### DATA SHOWN ###

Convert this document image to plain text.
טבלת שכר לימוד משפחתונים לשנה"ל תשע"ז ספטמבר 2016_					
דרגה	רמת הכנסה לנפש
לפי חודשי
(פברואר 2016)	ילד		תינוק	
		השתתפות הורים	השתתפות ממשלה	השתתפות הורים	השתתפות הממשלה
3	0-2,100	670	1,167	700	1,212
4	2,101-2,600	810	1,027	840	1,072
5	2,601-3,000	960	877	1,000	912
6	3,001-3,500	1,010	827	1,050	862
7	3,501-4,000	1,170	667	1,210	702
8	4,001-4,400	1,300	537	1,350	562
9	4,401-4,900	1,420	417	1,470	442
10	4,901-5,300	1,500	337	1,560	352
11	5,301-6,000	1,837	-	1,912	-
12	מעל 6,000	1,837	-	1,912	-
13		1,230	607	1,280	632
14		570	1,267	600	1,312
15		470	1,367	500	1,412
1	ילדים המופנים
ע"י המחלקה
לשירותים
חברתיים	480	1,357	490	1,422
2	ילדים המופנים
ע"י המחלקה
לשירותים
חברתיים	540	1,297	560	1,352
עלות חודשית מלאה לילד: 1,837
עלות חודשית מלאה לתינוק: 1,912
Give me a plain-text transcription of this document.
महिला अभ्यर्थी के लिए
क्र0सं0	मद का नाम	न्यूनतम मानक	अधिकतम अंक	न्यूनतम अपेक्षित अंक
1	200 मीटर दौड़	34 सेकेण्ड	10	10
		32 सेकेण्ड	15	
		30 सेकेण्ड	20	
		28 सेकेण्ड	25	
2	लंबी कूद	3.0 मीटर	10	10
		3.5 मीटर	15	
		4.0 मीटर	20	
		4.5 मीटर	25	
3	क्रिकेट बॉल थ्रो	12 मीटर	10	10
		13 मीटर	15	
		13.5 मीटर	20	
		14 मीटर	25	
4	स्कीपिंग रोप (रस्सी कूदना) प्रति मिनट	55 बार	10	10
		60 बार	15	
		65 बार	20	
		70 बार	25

###

__EXERCISE__. Where a line of the data holds "עלות", show that line.

__RESPONSE BELOW__.
עלות חודשית מלאה לילד: 1,837
עלות חודשית מלאה לתינוק: 1,912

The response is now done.